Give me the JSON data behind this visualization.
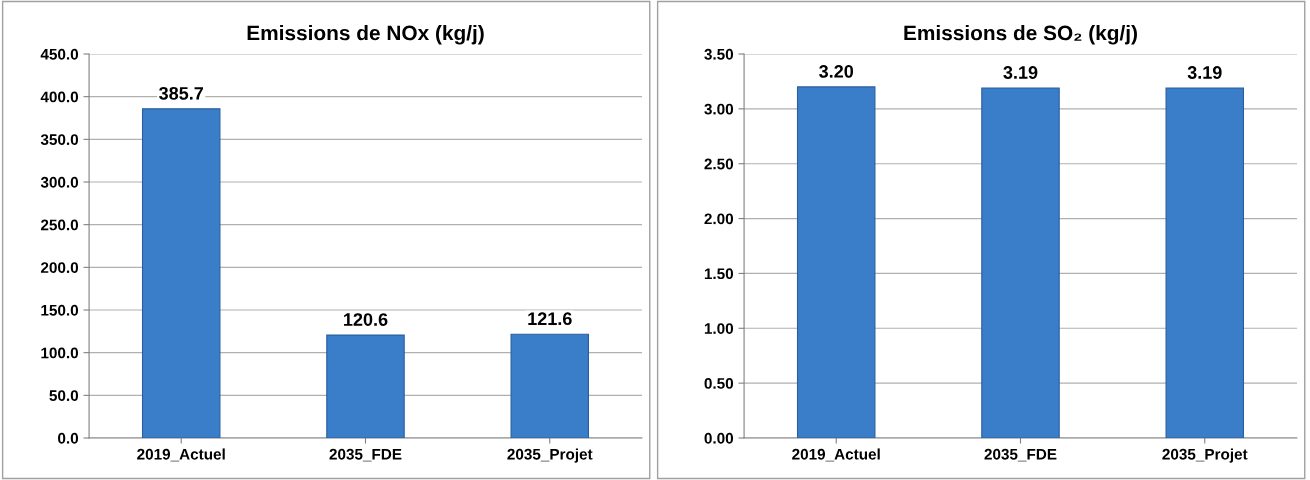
{
  "chart_data": [
    {
      "type": "bar",
      "title": "Emissions de NOx (kg/j)",
      "categories": [
        "2019_Actuel",
        "2035_FDE",
        "2035_Projet"
      ],
      "values": [
        385.7,
        120.6,
        121.6
      ],
      "color": "#3a7dc9",
      "ylim": [
        0,
        450
      ],
      "yticks": [
        {
          "value": 0,
          "label": "0.0"
        },
        {
          "value": 50,
          "label": "50.0"
        },
        {
          "value": 100,
          "label": "100.0"
        },
        {
          "value": 150,
          "label": "150.0"
        },
        {
          "value": 200,
          "label": "200.0"
        },
        {
          "value": 250,
          "label": "250.0"
        },
        {
          "value": 300,
          "label": "300.0"
        },
        {
          "value": 350,
          "label": "350.0"
        },
        {
          "value": 400,
          "label": "400.0"
        },
        {
          "value": 450,
          "label": "450.0"
        }
      ],
      "grid": "y",
      "data_labels": true
    },
    {
      "type": "bar",
      "title": "Emissions de SO₂ (kg/j)",
      "categories": [
        "2019_Actuel",
        "2035_FDE",
        "2035_Projet"
      ],
      "values": [
        3.2,
        3.19,
        3.19
      ],
      "value_labels": [
        "3.20",
        "3.19",
        "3.19"
      ],
      "color": "#3a7dc9",
      "ylim": [
        0,
        3.5
      ],
      "yticks": [
        {
          "value": 0,
          "label": "0.00"
        },
        {
          "value": 0.5,
          "label": "0.50"
        },
        {
          "value": 1,
          "label": "1.00"
        },
        {
          "value": 1.5,
          "label": "1.50"
        },
        {
          "value": 2,
          "label": "2.00"
        },
        {
          "value": 2.5,
          "label": "2.50"
        },
        {
          "value": 3,
          "label": "3.00"
        },
        {
          "value": 3.5,
          "label": "3.50"
        }
      ],
      "grid": "y"
    }
  ]
}
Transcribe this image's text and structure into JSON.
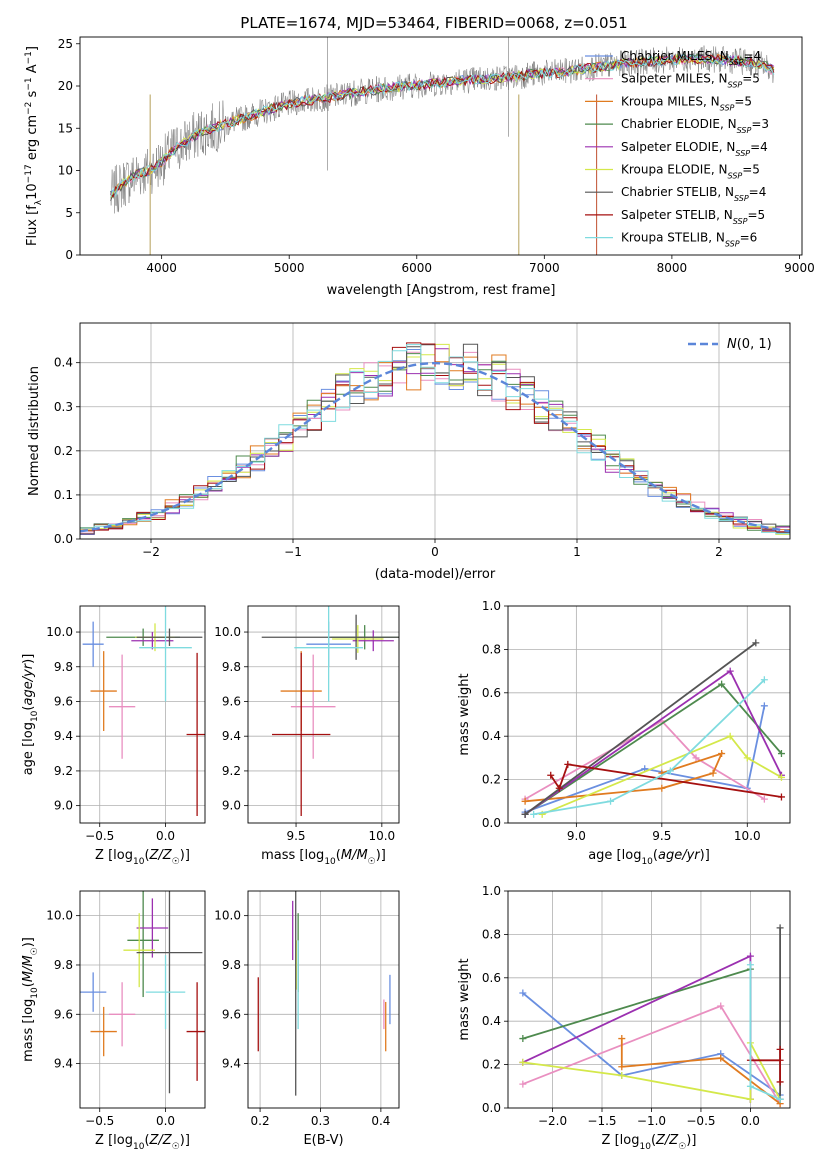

------

Task to carry out ▸ Say how many lines include the word "JSON"; reply with the number alone.

In response ▸ 2